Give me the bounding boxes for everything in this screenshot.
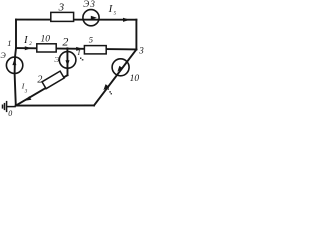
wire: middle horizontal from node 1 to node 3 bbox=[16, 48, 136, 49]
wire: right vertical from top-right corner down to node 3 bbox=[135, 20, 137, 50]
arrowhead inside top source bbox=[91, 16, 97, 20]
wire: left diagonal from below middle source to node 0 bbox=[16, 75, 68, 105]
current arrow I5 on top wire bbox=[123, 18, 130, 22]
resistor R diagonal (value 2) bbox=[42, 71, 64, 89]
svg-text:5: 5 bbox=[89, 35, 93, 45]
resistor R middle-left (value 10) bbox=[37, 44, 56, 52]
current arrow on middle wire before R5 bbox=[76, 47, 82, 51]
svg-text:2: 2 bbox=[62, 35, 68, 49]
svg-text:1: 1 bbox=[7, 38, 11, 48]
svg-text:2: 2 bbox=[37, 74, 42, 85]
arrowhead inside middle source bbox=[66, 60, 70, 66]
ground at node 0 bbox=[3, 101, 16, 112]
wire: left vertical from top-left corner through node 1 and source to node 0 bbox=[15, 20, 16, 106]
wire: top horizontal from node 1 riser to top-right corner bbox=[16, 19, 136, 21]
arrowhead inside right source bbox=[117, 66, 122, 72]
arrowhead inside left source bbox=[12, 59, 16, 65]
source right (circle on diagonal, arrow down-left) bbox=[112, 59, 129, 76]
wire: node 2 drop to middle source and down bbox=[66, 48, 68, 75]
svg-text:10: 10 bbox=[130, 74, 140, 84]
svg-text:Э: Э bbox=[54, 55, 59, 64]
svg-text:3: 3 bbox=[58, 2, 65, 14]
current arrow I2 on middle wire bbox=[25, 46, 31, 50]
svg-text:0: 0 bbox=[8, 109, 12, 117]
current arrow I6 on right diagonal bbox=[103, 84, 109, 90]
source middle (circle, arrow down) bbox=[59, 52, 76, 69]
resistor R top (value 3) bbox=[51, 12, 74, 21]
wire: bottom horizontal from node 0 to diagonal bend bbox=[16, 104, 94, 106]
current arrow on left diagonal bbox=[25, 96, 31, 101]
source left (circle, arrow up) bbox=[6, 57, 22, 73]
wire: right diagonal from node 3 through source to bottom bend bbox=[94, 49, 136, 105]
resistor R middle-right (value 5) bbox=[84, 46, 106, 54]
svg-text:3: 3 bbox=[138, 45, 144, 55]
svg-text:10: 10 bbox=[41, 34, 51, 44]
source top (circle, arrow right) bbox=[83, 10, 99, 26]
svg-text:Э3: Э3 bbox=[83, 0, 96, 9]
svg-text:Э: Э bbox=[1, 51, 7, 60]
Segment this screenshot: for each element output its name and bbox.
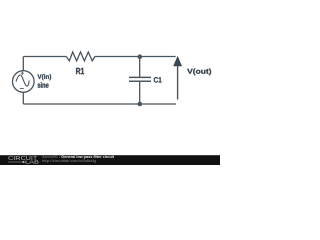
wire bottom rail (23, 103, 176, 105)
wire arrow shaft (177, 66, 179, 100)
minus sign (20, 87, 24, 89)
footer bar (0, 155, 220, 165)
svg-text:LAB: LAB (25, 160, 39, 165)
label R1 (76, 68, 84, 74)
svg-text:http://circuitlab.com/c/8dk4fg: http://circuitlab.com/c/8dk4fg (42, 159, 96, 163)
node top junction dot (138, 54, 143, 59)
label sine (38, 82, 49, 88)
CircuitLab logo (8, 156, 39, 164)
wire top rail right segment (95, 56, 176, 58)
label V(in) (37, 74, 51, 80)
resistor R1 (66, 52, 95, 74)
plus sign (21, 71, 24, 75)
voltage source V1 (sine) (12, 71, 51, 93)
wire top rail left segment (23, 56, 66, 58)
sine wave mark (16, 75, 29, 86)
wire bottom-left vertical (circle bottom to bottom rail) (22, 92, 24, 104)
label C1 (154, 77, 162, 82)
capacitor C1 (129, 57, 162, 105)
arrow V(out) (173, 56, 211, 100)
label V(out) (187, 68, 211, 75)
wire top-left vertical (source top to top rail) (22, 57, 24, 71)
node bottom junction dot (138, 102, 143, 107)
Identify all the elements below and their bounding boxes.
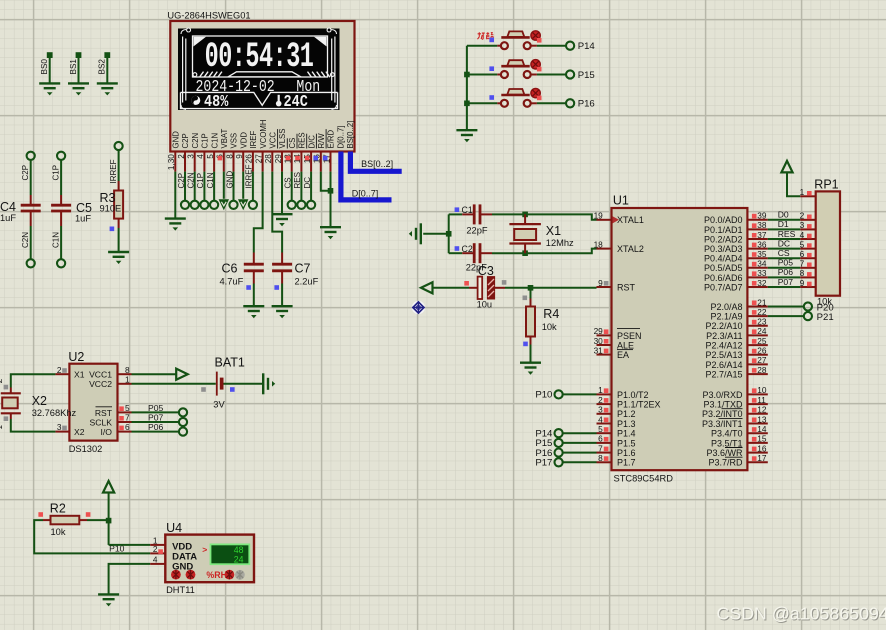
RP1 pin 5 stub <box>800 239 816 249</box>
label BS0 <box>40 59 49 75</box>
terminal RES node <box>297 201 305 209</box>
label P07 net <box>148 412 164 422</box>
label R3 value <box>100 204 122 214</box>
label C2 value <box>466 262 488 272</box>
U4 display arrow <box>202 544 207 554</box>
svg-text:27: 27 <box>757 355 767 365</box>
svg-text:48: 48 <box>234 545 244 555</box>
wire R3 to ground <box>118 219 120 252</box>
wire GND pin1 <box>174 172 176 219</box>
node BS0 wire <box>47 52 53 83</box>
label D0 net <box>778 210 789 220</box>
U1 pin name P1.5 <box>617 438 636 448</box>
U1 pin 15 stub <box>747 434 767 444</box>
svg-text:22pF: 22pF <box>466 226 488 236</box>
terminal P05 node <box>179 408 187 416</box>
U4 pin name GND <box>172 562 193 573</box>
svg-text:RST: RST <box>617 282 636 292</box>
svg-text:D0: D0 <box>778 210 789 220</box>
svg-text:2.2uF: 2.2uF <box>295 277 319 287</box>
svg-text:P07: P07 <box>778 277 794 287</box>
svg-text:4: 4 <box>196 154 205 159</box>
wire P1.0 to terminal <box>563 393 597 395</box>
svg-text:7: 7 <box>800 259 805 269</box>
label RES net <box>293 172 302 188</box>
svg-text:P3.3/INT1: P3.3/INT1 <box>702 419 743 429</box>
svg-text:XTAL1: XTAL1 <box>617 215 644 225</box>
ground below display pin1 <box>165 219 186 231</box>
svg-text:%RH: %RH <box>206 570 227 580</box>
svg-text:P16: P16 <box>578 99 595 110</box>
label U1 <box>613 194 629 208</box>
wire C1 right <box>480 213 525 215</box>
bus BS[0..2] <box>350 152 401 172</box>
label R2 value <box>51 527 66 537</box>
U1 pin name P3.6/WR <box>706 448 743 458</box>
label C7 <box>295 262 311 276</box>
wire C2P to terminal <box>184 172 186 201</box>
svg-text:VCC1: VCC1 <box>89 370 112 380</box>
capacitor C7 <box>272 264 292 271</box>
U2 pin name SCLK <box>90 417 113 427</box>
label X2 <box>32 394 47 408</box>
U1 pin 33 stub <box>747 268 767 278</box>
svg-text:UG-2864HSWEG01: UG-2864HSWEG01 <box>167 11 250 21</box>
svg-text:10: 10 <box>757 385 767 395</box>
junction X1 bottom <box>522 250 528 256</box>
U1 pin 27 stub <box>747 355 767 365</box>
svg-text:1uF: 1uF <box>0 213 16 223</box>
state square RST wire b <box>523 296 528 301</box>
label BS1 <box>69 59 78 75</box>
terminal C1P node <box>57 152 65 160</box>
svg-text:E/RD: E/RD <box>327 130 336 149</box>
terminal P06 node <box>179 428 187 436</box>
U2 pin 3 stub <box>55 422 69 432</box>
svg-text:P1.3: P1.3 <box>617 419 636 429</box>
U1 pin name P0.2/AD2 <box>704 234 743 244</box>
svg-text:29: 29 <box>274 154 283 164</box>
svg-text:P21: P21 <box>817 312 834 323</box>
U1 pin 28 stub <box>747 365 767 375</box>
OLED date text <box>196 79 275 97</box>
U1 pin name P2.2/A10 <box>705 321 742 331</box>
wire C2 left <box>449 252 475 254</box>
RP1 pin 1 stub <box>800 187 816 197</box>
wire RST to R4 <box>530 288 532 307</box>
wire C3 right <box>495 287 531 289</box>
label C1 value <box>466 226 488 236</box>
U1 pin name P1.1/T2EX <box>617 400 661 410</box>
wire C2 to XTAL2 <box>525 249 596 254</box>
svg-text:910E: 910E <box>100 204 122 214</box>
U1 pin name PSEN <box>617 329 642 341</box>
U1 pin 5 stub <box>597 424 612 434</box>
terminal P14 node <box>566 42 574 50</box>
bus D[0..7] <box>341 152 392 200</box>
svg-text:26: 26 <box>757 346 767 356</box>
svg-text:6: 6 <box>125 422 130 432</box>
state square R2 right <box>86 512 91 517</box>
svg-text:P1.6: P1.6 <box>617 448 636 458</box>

Directive: Set down the items from the line with "RP1 pin 5 stub <box>800 239 816 249</box>" up to and including the line with "U1 pin 33 stub <box>747 268 767 278</box>", unchanged.

Correct result:
RP1 pin 5 stub <box>800 239 816 249</box>
label BS0 <box>40 59 49 75</box>
terminal RES node <box>297 201 305 209</box>
label P07 net <box>148 412 164 422</box>
label R3 value <box>100 204 122 214</box>
label C2 value <box>466 262 488 272</box>
U4 display arrow <box>202 544 207 554</box>
svg-text:27: 27 <box>757 355 767 365</box>
svg-text:48: 48 <box>234 545 244 555</box>
wire R3 to ground <box>118 219 120 252</box>
wire GND pin1 <box>174 172 176 219</box>
node BS0 wire <box>47 52 53 83</box>
label D0 net <box>778 210 789 220</box>
U1 pin name P1.5 <box>617 438 636 448</box>
U1 pin 15 stub <box>747 434 767 444</box>
svg-text:22pF: 22pF <box>466 226 488 236</box>
terminal P05 node <box>179 408 187 416</box>
U4 pin name GND <box>172 562 193 573</box>
svg-text:RST: RST <box>617 282 636 292</box>
svg-text:D0: D0 <box>778 210 789 220</box>
svg-text:2.2uF: 2.2uF <box>295 277 319 287</box>
svg-text:P07: P07 <box>778 277 794 287</box>
svg-text:4: 4 <box>196 154 205 159</box>
wire P1.0 to terminal <box>563 393 597 395</box>
svg-text:7: 7 <box>800 259 805 269</box>
label RES net <box>293 172 302 188</box>
svg-text:P3.3/INT1: P3.3/INT1 <box>702 419 743 429</box>
svg-text:XTAL1: XTAL1 <box>617 215 644 225</box>
ground below display pin1 <box>165 219 186 231</box>
svg-text:%RH: %RH <box>206 570 227 580</box>
svg-text:P16: P16 <box>578 99 595 110</box>
label U1 <box>613 194 629 208</box>
wire C1 right <box>480 213 525 215</box>
bus BS[0..2] <box>350 152 401 172</box>
label R2 value <box>51 527 66 537</box>
U1 pin name P3.6/WR <box>706 448 743 458</box>
label C7 <box>295 262 311 276</box>
wire C2P to terminal <box>184 172 186 201</box>
svg-text:VCC1: VCC1 <box>89 370 112 380</box>
capacitor C7 <box>272 264 292 271</box>
U2 pin name SCLK <box>90 417 113 427</box>
label X2 <box>32 394 47 408</box>
U1 pin 33 stub <box>747 268 767 278</box>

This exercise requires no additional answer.